-- start Material --
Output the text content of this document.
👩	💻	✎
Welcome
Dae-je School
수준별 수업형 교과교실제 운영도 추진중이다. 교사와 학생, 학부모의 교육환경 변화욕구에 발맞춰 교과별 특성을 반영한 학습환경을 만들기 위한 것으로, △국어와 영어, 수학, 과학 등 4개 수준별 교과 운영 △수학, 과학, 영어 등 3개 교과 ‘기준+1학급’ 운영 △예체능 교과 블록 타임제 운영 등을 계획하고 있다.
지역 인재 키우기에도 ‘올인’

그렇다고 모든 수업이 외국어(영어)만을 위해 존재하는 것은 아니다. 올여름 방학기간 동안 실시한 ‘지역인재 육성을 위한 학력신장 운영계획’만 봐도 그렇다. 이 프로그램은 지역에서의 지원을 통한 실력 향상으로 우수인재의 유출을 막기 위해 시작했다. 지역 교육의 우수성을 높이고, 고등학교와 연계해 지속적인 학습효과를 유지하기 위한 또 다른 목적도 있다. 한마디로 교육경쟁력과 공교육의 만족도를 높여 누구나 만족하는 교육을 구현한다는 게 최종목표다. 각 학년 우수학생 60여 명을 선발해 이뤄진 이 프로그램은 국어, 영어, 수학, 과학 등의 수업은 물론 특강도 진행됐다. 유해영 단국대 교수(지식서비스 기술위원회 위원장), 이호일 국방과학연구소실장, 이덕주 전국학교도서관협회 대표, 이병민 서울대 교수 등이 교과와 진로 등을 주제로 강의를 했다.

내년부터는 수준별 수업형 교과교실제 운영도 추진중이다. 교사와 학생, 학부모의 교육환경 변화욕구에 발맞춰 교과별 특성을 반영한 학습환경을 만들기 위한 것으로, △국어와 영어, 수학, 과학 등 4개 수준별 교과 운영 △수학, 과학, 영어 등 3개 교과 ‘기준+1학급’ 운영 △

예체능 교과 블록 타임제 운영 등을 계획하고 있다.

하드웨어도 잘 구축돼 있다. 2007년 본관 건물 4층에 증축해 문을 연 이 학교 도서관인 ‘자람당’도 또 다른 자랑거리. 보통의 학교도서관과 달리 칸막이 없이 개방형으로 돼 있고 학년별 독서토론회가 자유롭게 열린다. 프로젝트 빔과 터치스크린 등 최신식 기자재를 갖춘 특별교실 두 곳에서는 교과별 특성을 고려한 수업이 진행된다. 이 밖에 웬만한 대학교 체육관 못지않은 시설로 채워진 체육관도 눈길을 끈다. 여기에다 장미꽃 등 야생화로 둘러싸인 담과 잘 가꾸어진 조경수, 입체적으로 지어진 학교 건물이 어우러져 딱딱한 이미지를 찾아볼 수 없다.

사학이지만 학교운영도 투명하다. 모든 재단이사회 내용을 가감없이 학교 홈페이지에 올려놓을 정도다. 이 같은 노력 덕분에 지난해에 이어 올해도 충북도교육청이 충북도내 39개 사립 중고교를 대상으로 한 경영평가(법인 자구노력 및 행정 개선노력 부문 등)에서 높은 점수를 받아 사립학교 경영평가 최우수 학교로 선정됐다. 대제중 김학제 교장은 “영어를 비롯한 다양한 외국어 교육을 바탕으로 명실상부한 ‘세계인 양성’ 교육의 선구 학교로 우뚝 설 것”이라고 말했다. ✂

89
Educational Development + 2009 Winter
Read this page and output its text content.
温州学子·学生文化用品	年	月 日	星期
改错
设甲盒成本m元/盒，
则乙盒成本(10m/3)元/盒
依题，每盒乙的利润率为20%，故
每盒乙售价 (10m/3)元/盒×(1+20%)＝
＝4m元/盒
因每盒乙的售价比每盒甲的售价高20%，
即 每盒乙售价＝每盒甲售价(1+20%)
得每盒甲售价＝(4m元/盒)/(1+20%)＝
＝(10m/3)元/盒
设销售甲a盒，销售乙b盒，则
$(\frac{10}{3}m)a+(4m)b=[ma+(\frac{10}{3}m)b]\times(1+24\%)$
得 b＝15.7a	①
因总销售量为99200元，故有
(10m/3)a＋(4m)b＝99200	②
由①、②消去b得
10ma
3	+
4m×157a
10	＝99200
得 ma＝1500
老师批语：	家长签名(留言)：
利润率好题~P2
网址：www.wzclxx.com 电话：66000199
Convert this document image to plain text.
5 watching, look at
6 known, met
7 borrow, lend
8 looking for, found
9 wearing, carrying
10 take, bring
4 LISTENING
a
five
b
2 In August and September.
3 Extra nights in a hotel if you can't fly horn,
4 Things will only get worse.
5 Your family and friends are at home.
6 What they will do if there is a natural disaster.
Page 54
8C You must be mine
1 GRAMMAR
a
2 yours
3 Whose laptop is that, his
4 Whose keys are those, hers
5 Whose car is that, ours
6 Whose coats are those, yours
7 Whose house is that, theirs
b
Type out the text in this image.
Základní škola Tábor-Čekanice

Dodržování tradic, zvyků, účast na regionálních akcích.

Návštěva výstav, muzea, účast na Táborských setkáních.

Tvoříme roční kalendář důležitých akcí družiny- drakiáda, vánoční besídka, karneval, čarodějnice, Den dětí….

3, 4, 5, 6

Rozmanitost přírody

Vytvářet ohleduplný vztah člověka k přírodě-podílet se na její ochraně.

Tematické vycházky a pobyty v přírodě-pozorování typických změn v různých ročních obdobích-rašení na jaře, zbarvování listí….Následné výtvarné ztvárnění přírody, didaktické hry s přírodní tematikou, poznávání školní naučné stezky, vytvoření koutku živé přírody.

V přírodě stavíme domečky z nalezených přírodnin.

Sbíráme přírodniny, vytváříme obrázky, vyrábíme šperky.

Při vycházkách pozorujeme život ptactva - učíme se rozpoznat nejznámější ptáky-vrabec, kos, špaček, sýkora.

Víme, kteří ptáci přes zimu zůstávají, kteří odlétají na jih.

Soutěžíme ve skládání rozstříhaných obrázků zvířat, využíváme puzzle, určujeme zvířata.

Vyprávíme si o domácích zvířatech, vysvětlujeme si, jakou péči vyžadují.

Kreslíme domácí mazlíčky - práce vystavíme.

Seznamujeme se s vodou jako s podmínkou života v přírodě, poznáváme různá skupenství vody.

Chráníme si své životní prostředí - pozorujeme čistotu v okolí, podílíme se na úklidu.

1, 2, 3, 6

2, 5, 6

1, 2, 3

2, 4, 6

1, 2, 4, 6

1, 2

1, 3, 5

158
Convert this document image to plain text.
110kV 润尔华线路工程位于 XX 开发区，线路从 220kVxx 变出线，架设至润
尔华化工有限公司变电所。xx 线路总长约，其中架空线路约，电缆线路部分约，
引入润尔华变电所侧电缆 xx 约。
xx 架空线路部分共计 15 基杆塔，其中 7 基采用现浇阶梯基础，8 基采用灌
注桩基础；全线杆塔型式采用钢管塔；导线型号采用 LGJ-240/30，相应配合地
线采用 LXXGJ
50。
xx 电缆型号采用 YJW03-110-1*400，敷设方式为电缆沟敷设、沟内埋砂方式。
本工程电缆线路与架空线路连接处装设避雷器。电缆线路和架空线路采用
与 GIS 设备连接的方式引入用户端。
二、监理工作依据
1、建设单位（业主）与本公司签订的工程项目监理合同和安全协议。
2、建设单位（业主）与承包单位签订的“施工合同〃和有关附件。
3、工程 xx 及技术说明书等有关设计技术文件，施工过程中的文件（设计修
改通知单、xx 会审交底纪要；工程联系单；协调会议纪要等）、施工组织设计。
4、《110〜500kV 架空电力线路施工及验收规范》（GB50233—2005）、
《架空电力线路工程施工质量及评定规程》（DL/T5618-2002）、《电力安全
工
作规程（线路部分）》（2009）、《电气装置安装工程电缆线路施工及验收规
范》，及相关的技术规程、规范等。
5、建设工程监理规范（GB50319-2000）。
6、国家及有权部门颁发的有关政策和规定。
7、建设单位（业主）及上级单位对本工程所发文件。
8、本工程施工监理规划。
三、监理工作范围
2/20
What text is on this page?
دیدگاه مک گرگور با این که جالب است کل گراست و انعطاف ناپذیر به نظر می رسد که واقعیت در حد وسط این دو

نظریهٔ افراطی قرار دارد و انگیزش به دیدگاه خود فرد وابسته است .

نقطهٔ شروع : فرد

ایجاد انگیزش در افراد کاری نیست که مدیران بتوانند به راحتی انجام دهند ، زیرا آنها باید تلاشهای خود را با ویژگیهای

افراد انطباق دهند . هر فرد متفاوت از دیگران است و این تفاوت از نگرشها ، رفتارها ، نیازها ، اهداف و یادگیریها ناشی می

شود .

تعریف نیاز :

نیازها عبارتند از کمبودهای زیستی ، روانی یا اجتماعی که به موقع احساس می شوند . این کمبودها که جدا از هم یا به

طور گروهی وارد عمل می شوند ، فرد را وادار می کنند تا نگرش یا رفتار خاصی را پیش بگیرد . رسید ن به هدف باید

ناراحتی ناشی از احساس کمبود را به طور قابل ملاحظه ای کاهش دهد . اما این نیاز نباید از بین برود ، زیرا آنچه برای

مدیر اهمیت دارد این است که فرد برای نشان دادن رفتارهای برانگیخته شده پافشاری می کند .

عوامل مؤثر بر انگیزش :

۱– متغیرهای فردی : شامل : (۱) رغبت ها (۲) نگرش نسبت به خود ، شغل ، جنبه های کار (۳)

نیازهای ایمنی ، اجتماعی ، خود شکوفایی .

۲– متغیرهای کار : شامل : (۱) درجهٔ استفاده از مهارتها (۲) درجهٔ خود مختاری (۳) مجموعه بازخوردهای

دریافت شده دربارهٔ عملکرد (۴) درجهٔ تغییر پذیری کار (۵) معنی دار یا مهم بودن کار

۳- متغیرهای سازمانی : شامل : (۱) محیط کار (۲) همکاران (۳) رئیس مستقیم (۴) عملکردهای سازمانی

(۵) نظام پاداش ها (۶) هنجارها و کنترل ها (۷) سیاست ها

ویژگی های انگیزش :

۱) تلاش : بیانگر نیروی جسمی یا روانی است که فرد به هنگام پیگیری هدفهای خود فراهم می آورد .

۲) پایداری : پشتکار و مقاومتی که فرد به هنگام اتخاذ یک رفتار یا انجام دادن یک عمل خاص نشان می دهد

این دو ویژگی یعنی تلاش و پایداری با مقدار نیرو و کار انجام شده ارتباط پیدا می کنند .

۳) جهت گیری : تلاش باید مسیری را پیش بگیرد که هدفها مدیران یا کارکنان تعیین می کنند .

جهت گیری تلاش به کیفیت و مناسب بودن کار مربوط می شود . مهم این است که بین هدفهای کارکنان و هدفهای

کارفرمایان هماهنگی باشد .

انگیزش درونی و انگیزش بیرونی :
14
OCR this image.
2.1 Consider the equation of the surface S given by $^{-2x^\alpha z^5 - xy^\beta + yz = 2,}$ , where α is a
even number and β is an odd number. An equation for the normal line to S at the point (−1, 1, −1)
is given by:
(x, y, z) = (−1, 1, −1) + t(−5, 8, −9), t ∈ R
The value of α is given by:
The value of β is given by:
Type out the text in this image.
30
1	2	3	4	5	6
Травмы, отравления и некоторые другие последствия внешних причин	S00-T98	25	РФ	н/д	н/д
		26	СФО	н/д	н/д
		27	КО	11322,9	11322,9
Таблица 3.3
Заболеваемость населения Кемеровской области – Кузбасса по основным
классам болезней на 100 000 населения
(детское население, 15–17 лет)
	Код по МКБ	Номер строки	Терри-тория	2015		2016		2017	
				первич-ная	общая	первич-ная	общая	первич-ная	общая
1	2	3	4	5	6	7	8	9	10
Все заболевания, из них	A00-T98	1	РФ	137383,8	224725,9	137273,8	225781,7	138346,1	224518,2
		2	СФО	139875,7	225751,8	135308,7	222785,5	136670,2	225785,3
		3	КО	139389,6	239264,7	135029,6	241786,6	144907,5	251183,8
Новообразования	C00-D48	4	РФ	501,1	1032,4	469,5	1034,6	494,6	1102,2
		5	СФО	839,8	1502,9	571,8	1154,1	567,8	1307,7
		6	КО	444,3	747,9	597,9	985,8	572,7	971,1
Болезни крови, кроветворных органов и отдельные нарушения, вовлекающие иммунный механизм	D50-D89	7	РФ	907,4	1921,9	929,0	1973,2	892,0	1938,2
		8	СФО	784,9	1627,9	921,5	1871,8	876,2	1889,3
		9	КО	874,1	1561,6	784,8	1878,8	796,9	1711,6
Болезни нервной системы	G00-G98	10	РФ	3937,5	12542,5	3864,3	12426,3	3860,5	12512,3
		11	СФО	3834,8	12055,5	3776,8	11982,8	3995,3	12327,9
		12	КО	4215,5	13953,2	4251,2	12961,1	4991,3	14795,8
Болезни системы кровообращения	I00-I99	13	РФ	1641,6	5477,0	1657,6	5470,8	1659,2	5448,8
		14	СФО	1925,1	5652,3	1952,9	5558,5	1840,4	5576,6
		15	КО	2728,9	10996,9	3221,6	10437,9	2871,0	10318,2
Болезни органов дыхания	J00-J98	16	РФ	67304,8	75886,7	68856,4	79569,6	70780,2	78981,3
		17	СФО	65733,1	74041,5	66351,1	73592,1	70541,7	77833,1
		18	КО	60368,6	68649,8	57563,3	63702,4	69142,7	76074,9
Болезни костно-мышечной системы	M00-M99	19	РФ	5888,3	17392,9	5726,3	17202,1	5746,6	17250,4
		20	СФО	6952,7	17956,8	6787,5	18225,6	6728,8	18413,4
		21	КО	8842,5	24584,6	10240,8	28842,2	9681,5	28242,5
-- end Material --
Short problem :: Lines that include the word "متغیرهای" — how many are there in the data? Answer with the number alone.

Task solution :: 3